Transcribe the data that follows precisely, omitting nothing.

## ENTRIES SHOWN

BEGIN

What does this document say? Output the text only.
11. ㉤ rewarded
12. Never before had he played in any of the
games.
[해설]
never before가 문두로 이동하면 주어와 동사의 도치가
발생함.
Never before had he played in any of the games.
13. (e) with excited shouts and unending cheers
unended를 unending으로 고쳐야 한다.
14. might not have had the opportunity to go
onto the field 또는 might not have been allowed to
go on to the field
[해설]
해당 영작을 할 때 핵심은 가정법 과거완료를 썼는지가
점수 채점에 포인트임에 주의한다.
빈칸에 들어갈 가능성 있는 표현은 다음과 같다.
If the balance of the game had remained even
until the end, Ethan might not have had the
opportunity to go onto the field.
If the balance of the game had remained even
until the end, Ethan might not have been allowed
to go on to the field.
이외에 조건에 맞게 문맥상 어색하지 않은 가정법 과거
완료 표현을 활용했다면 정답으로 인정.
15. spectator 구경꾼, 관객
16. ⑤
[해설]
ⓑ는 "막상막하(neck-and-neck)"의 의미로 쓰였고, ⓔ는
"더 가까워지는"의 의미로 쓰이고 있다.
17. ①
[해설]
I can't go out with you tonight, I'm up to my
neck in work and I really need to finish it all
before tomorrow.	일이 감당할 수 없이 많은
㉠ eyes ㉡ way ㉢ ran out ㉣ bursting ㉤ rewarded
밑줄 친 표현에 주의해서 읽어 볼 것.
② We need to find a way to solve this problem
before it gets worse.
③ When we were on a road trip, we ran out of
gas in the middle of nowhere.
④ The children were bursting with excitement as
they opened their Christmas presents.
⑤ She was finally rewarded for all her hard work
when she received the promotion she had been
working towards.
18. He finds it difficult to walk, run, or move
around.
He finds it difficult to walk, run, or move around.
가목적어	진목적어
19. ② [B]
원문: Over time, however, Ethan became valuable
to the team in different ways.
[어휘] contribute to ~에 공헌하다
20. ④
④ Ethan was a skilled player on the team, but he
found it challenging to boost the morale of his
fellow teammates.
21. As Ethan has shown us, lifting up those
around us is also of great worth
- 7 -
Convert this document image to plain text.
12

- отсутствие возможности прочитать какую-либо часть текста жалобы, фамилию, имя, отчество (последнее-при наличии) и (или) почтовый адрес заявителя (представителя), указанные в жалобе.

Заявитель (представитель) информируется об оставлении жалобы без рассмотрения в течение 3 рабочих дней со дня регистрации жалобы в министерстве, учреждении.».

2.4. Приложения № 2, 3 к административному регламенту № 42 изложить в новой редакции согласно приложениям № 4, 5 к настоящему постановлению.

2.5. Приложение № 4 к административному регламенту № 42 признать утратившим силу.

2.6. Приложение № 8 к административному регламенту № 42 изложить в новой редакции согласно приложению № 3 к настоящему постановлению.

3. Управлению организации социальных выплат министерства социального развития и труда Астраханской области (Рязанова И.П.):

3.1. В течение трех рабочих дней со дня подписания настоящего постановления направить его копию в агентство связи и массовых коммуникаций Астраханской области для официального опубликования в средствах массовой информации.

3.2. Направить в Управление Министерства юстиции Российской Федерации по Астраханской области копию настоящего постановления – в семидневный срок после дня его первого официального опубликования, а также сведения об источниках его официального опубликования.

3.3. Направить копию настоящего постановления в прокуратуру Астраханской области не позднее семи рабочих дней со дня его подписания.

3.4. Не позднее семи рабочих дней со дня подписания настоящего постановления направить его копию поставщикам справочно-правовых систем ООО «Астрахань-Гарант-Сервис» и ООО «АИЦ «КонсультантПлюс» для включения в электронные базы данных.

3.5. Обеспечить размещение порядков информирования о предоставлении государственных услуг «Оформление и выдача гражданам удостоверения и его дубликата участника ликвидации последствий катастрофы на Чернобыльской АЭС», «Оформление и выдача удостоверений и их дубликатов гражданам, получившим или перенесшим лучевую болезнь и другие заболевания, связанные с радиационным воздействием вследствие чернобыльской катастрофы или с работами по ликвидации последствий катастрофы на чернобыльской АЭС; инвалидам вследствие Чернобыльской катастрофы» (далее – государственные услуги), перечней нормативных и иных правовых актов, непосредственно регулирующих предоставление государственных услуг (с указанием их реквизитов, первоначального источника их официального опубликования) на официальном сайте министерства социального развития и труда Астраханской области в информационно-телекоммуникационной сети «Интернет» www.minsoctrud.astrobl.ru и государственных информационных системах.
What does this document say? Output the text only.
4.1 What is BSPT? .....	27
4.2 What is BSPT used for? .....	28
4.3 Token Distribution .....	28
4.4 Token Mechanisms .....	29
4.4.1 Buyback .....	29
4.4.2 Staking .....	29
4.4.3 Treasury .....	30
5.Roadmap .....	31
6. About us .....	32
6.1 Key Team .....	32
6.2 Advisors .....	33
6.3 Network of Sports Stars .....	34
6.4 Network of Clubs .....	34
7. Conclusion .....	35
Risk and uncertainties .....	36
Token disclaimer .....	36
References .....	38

END

## REPLY
What does this document say? Output the text only.
11. ㉤ rewarded
12. Never before had he played in any of the
games.
[해설]
never before가 문두로 이동하면 주어와 동사의 도치가
발생함.
Never before had he played in any of the games.
13. (e) with excited shouts and unending cheers
unended를 unending으로 고쳐야 한다.
14. might not have had the opportunity to go
onto the field 또는 might not have been allowed to
go on to the field
[해설]
해당 영작을 할 때 핵심은 가정법 과거완료를 썼는지가
점수 채점에 포인트임에 주의한다.
빈칸에 들어갈 가능성 있는 표현은 다음과 같다.
If the balance of the game had remained even
until the end, Ethan might not have had the
opportunity to go onto the field.
If the balance of the game had remained even
until the end, Ethan might not have been allowed
to go on to the field.
이외에 조건에 맞게 문맥상 어색하지 않은 가정법 과거
완료 표현을 활용했다면 정답으로 인정.
15. spectator 구경꾼, 관객
16. ⑤
[해설]
ⓑ는 "막상막하(neck-and-neck)"의 의미로 쓰였고, ⓔ는
"더 가까워지는"의 의미로 쓰이고 있다.
17. ①
[해설]
I can't go out with you tonight, I'm up to my
neck in work and I really need to finish it all
before tomorrow.	일이 감당할 수 없이 많은
㉠ eyes ㉡ way ㉢ ran out ㉣ bursting ㉤ rewarded
밑줄 친 표현에 주의해서 읽어 볼 것.
② We need to find a way to solve this problem
before it gets worse.
③ When we were on a road trip, we ran out of
gas in the middle of nowhere.
④ The children were bursting with excitement as
they opened their Christmas presents.
⑤ She was finally rewarded for all her hard work
when she received the promotion she had been
working towards.
18. He finds it difficult to walk, run, or move
around.
He finds it difficult to walk, run, or move around.
가목적어	진목적어
19. ② [B]
원문: Over time, however, Ethan became valuable
to the team in different ways.
[어휘] contribute to ~에 공헌하다
20. ④
④ Ethan was a skilled player on the team, but he
found it challenging to boost the morale of his
fellow teammates.
21. As Ethan has shown us, lifting up those
around us is also of great worth
- 7 -
Convert this document image to plain text.
12

- отсутствие возможности прочитать какую-либо часть текста жалобы, фамилию, имя, отчество (последнее-при наличии) и (или) почтовый адрес заявителя (представителя), указанные в жалобе.

Заявитель (представитель) информируется об оставлении жалобы без рассмотрения в течение 3 рабочих дней со дня регистрации жалобы в министерстве, учреждении.».

2.4. Приложения № 2, 3 к административному регламенту № 42 изложить в новой редакции согласно приложениям № 4, 5 к настоящему постановлению.

2.5. Приложение № 4 к административному регламенту № 42 признать утратившим силу.

2.6. Приложение № 8 к административному регламенту № 42 изложить в новой редакции согласно приложению № 3 к настоящему постановлению.

3. Управлению организации социальных выплат министерства социального развития и труда Астраханской области (Рязанова И.П.):

3.1. В течение трех рабочих дней со дня подписания настоящего постановления направить его копию в агентство связи и массовых коммуникаций Астраханской области для официального опубликования в средствах массовой информации.

3.2. Направить в Управление Министерства юстиции Российской Федерации по Астраханской области копию настоящего постановления – в семидневный срок после дня его первого официального опубликования, а также сведения об источниках его официального опубликования.

3.3. Направить копию настоящего постановления в прокуратуру Астраханской области не позднее семи рабочих дней со дня его подписания.

3.4. Не позднее семи рабочих дней со дня подписания настоящего постановления направить его копию поставщикам справочно-правовых систем ООО «Астрахань-Гарант-Сервис» и ООО «АИЦ «КонсультантПлюс» для включения в электронные базы данных.

3.5. Обеспечить размещение порядков информирования о предоставлении государственных услуг «Оформление и выдача гражданам удостоверения и его дубликата участника ликвидации последствий катастрофы на Чернобыльской АЭС», «Оформление и выдача удостоверений и их дубликатов гражданам, получившим или перенесшим лучевую болезнь и другие заболевания, связанные с радиационным воздействием вследствие чернобыльской катастрофы или с работами по ликвидации последствий катастрофы на чернобыльской АЭС; инвалидам вследствие Чернобыльской катастрофы» (далее – государственные услуги), перечней нормативных и иных правовых актов, непосредственно регулирующих предоставление государственных услуг (с указанием их реквизитов, первоначального источника их официального опубликования) на официальном сайте министерства социального развития и труда Астраханской области в информационно-телекоммуникационной сети «Интернет» www.minsoctrud.astrobl.ru и государственных информационных системах.
What does this document say? Output the text only.
4.1 What is BSPT? .....	27
4.2 What is BSPT used for? .....	28
4.3 Token Distribution .....	28
4.4 Token Mechanisms .....	29
4.4.1 Buyback .....	29
4.4.2 Staking .....	29
4.4.3 Treasury .....	30
5.Roadmap .....	31
6. About us .....	32
6.1 Key Team .....	32
6.2 Advisors .....	33
6.3 Network of Sports Stars .....	34
6.4 Network of Clubs .....	34
7. Conclusion .....	35
Risk and uncertainties .....	36
Token disclaimer .....	36
References .....	38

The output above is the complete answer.